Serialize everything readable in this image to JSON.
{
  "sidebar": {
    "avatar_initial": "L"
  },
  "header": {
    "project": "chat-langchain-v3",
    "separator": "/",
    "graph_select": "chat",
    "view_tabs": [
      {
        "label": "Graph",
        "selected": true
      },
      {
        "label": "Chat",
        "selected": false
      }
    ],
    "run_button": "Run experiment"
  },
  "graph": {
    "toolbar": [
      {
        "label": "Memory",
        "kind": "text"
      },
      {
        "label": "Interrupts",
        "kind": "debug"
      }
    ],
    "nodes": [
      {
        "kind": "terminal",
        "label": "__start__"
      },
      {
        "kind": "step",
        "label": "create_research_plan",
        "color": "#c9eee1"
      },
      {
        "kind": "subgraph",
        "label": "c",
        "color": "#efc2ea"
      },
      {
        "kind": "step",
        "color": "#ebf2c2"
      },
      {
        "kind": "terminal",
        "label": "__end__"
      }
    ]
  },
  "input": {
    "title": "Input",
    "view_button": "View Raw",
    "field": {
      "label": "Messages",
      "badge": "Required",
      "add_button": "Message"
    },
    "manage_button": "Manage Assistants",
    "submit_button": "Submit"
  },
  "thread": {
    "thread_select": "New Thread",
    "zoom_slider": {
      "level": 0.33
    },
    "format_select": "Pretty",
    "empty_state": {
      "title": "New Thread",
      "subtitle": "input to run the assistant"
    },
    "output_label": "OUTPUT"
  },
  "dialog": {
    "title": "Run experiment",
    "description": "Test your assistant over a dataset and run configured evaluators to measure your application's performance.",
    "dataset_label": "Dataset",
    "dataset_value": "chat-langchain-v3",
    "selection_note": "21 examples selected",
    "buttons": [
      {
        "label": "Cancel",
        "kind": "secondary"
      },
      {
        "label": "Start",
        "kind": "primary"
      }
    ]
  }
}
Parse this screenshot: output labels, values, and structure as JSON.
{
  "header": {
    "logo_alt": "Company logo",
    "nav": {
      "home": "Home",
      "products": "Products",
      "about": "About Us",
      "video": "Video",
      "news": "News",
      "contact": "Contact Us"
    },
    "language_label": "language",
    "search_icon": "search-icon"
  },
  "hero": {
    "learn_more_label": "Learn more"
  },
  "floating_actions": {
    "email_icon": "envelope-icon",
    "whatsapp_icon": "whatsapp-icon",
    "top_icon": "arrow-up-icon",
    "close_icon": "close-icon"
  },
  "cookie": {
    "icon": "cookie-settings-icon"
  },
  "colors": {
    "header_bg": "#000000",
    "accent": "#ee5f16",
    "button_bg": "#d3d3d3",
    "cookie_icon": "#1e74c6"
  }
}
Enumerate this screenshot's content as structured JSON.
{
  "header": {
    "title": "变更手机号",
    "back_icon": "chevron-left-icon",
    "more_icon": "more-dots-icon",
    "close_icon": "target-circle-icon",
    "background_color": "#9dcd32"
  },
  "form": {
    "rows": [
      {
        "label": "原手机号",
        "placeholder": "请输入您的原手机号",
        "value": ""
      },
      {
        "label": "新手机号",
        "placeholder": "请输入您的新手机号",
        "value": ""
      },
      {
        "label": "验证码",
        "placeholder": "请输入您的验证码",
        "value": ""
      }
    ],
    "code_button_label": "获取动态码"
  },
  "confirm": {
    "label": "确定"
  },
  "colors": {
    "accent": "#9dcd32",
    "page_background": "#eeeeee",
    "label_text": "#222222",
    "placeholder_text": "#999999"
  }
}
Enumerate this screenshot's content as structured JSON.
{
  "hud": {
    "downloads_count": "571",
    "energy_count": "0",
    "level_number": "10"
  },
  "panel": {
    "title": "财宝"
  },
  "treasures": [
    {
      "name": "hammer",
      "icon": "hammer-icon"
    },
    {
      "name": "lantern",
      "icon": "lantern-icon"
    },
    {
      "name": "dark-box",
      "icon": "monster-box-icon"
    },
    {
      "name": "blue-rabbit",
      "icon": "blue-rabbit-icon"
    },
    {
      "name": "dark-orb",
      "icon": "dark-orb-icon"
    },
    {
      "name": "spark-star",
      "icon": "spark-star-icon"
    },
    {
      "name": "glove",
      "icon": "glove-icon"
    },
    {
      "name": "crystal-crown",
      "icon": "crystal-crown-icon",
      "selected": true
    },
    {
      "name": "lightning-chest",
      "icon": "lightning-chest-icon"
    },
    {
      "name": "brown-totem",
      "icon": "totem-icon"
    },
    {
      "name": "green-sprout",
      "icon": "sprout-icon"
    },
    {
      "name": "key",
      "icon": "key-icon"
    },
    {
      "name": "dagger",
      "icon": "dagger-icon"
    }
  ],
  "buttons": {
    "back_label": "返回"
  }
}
────────
▶ **STATED PROBLEM**:
For the material, find the number of lines holding the word "blue" and give that figure and nothing more.

▶ **FULL ANSWER**:
2